◆ **TASK BRIEF**
Output all records precisely as written.

## start EXERCISE MATERIALS

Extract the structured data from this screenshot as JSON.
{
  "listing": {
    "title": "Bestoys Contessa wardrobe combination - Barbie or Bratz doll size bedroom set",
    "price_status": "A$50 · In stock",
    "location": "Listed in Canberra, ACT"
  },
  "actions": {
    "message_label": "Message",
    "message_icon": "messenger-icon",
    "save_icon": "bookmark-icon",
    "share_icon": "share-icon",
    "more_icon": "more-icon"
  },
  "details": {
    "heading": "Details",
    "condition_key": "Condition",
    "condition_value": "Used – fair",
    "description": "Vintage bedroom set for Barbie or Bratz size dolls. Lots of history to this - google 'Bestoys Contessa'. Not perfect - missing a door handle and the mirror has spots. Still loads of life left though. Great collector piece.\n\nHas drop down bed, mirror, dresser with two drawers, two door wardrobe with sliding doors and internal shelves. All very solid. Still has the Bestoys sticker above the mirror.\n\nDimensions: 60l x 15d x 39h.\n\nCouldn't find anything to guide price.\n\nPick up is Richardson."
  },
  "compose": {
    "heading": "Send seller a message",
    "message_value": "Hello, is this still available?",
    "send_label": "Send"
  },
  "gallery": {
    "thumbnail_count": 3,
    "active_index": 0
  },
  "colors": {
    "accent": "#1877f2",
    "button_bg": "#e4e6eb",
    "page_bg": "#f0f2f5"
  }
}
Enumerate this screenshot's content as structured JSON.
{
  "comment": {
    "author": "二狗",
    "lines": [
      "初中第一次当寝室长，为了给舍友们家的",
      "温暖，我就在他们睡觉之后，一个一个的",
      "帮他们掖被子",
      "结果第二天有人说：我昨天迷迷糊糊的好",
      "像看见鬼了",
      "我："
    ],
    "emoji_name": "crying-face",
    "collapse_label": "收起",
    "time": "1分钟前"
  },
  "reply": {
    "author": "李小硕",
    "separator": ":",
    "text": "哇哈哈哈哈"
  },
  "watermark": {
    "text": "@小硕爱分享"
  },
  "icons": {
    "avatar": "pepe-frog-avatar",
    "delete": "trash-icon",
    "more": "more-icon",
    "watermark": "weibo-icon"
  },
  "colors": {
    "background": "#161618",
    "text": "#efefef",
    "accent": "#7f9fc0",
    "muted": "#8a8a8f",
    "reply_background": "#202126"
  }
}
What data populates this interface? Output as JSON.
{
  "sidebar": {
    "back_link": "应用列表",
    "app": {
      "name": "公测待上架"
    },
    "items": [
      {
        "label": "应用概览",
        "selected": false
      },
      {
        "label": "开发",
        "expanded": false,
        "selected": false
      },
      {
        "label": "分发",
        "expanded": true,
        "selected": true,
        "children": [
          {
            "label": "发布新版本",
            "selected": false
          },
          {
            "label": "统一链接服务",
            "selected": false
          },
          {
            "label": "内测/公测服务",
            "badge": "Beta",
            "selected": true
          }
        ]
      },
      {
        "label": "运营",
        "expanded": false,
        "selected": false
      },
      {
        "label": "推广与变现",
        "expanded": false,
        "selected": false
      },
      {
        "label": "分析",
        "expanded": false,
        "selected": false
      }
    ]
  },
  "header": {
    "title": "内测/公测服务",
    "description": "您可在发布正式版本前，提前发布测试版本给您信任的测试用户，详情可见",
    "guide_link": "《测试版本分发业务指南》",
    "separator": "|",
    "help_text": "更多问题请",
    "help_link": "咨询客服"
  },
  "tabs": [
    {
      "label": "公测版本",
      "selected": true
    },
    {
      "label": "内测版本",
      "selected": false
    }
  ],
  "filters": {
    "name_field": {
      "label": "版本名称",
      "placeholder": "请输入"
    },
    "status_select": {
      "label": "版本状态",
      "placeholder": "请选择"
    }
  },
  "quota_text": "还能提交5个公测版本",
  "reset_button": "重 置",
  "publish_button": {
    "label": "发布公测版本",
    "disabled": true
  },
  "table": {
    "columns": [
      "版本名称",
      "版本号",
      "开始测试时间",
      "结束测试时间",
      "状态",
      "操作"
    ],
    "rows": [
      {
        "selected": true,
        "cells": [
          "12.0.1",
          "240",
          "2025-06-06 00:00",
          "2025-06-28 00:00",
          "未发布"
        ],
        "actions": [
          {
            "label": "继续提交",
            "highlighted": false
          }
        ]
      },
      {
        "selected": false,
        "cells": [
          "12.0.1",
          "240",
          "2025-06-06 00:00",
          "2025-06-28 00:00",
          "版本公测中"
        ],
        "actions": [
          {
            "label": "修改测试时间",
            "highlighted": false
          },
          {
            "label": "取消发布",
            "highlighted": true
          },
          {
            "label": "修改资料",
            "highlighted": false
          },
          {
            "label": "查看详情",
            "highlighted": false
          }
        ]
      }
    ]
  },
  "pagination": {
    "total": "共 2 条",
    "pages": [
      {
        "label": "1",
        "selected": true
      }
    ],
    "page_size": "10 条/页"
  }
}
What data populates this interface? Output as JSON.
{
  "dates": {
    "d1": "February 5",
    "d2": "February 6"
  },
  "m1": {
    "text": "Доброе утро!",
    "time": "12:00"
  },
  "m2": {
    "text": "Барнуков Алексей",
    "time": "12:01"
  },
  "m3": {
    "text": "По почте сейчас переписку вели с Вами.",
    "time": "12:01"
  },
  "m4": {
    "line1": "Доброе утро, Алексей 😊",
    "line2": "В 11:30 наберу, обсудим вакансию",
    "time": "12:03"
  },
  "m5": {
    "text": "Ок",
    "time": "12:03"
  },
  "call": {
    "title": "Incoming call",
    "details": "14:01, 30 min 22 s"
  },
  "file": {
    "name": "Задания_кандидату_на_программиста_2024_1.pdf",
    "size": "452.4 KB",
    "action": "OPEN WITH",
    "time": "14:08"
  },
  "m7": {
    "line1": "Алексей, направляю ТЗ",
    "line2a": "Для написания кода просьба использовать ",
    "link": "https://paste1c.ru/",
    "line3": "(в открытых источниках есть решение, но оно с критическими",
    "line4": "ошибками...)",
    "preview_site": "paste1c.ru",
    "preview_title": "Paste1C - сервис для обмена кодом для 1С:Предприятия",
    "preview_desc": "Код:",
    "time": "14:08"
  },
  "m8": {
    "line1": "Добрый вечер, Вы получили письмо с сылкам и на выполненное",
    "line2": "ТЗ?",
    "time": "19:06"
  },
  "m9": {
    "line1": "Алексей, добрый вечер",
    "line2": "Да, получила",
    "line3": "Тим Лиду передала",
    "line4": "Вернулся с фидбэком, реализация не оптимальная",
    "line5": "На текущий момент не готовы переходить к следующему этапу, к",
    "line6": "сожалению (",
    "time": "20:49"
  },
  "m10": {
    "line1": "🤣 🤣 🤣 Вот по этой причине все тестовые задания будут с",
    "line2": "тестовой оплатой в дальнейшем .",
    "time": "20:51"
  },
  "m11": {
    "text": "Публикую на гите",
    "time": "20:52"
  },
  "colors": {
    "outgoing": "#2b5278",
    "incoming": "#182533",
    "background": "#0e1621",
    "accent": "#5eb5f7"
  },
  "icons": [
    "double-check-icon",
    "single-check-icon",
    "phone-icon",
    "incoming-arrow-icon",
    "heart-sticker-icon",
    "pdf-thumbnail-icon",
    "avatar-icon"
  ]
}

## end EXERCISE MATERIALS

◆ **WRITTEN ANSWER**
Extract the structured data from this screenshot as JSON.
{
  "listing": {
    "title": "Bestoys Contessa wardrobe combination - Barbie or Bratz doll size bedroom set",
    "price_status": "A$50 · In stock",
    "location": "Listed in Canberra, ACT"
  },
  "actions": {
    "message_label": "Message",
    "message_icon": "messenger-icon",
    "save_icon": "bookmark-icon",
    "share_icon": "share-icon",
    "more_icon": "more-icon"
  },
  "details": {
    "heading": "Details",
    "condition_key": "Condition",
    "condition_value": "Used – fair",
    "description": "Vintage bedroom set for Barbie or Bratz size dolls. Lots of history to this - google 'Bestoys Contessa'. Not perfect - missing a door handle and the mirror has spots. Still loads of life left though. Great collector piece.\n\nHas drop down bed, mirror, dresser with two drawers, two door wardrobe with sliding doors and internal shelves. All very solid. Still has the Bestoys sticker above the mirror.\n\nDimensions: 60l x 15d x 39h.\n\nCouldn't find anything to guide price.\n\nPick up is Richardson."
  },
  "compose": {
    "heading": "Send seller a message",
    "message_value": "Hello, is this still available?",
    "send_label": "Send"
  },
  "gallery": {
    "thumbnail_count": 3,
    "active_index": 0
  },
  "colors": {
    "accent": "#1877f2",
    "button_bg": "#e4e6eb",
    "page_bg": "#f0f2f5"
  }
}
Enumerate this screenshot's content as structured JSON.
{
  "comment": {
    "author": "二狗",
    "lines": [
      "初中第一次当寝室长，为了给舍友们家的",
      "温暖，我就在他们睡觉之后，一个一个的",
      "帮他们掖被子",
      "结果第二天有人说：我昨天迷迷糊糊的好",
      "像看见鬼了",
      "我："
    ],
    "emoji_name": "crying-face",
    "collapse_label": "收起",
    "time": "1分钟前"
  },
  "reply": {
    "author": "李小硕",
    "separator": ":",
    "text": "哇哈哈哈哈"
  },
  "watermark": {
    "text": "@小硕爱分享"
  },
  "icons": {
    "avatar": "pepe-frog-avatar",
    "delete": "trash-icon",
    "more": "more-icon",
    "watermark": "weibo-icon"
  },
  "colors": {
    "background": "#161618",
    "text": "#efefef",
    "accent": "#7f9fc0",
    "muted": "#8a8a8f",
    "reply_background": "#202126"
  }
}
What data populates this interface? Output as JSON.
{
  "sidebar": {
    "back_link": "应用列表",
    "app": {
      "name": "公测待上架"
    },
    "items": [
      {
        "label": "应用概览",
        "selected": false
      },
      {
        "label": "开发",
        "expanded": false,
        "selected": false
      },
      {
        "label": "分发",
        "expanded": true,
        "selected": true,
        "children": [
          {
            "label": "发布新版本",
            "selected": false
          },
          {
            "label": "统一链接服务",
            "selected": false
          },
          {
            "label": "内测/公测服务",
            "badge": "Beta",
            "selected": true
          }
        ]
      },
      {
        "label": "运营",
        "expanded": false,
        "selected": false
      },
      {
        "label": "推广与变现",
        "expanded": false,
        "selected": false
      },
      {
        "label": "分析",
        "expanded": false,
        "selected": false
      }
    ]
  },
  "header": {
    "title": "内测/公测服务",
    "description": "您可在发布正式版本前，提前发布测试版本给您信任的测试用户，详情可见",
    "guide_link": "《测试版本分发业务指南》",
    "separator": "|",
    "help_text": "更多问题请",
    "help_link": "咨询客服"
  },
  "tabs": [
    {
      "label": "公测版本",
      "selected": true
    },
    {
      "label": "内测版本",
      "selected": false
    }
  ],
  "filters": {
    "name_field": {
      "label": "版本名称",
      "placeholder": "请输入"
    },
    "status_select": {
      "label": "版本状态",
      "placeholder": "请选择"
    }
  },
  "quota_text": "还能提交5个公测版本",
  "reset_button": "重 置",
  "publish_button": {
    "label": "发布公测版本",
    "disabled": true
  },
  "table": {
    "columns": [
      "版本名称",
      "版本号",
      "开始测试时间",
      "结束测试时间",
      "状态",
      "操作"
    ],
    "rows": [
      {
        "selected": true,
        "cells": [
          "12.0.1",
          "240",
          "2025-06-06 00:00",
          "2025-06-28 00:00",
          "未发布"
        ],
        "actions": [
          {
            "label": "继续提交",
            "highlighted": false
          }
        ]
      },
      {
        "selected": false,
        "cells": [
          "12.0.1",
          "240",
          "2025-06-06 00:00",
          "2025-06-28 00:00",
          "版本公测中"
        ],
        "actions": [
          {
            "label": "修改测试时间",
            "highlighted": false
          },
          {
            "label": "取消发布",
            "highlighted": true
          },
          {
            "label": "修改资料",
            "highlighted": false
          },
          {
            "label": "查看详情",
            "highlighted": false
          }
        ]
      }
    ]
  },
  "pagination": {
    "total": "共 2 条",
    "pages": [
      {
        "label": "1",
        "selected": true
      }
    ],
    "page_size": "10 条/页"
  }
}
What data populates this interface? Output as JSON.
{
  "dates": {
    "d1": "February 5",
    "d2": "February 6"
  },
  "m1": {
    "text": "Доброе утро!",
    "time": "12:00"
  },
  "m2": {
    "text": "Барнуков Алексей",
    "time": "12:01"
  },
  "m3": {
    "text": "По почте сейчас переписку вели с Вами.",
    "time": "12:01"
  },
  "m4": {
    "line1": "Доброе утро, Алексей 😊",
    "line2": "В 11:30 наберу, обсудим вакансию",
    "time": "12:03"
  },
  "m5": {
    "text": "Ок",
    "time": "12:03"
  },
  "call": {
    "title": "Incoming call",
    "details": "14:01, 30 min 22 s"
  },
  "file": {
    "name": "Задания_кандидату_на_программиста_2024_1.pdf",
    "size": "452.4 KB",
    "action": "OPEN WITH",
    "time": "14:08"
  },
  "m7": {
    "line1": "Алексей, направляю ТЗ",
    "line2a": "Для написания кода просьба использовать ",
    "link": "https://paste1c.ru/",
    "line3": "(в открытых источниках есть решение, но оно с критическими",
    "line4": "ошибками...)",
    "preview_site": "paste1c.ru",
    "preview_title": "Paste1C - сервис для обмена кодом для 1С:Предприятия",
    "preview_desc": "Код:",
    "time": "14:08"
  },
  "m8": {
    "line1": "Добрый вечер, Вы получили письмо с сылкам и на выполненное",
    "line2": "ТЗ?",
    "time": "19:06"
  },
  "m9": {
    "line1": "Алексей, добрый вечер",
    "line2": "Да, получила",
    "line3": "Тим Лиду передала",
    "line4": "Вернулся с фидбэком, реализация не оптимальная",
    "line5": "На текущий момент не готовы переходить к следующему этапу, к",
    "line6": "сожалению (",
    "time": "20:49"
  },
  "m10": {
    "line1": "🤣 🤣 🤣 Вот по этой причине все тестовые задания будут с",
    "line2": "тестовой оплатой в дальнейшем .",
    "time": "20:51"
  },
  "m11": {
    "text": "Публикую на гите",
    "time": "20:52"
  },
  "colors": {
    "outgoing": "#2b5278",
    "incoming": "#182533",
    "background": "#0e1621",
    "accent": "#5eb5f7"
  },
  "icons": [
    "double-check-icon",
    "single-check-icon",
    "phone-icon",
    "incoming-arrow-icon",
    "heart-sticker-icon",
    "pdf-thumbnail-icon",
    "avatar-icon"
  ]
}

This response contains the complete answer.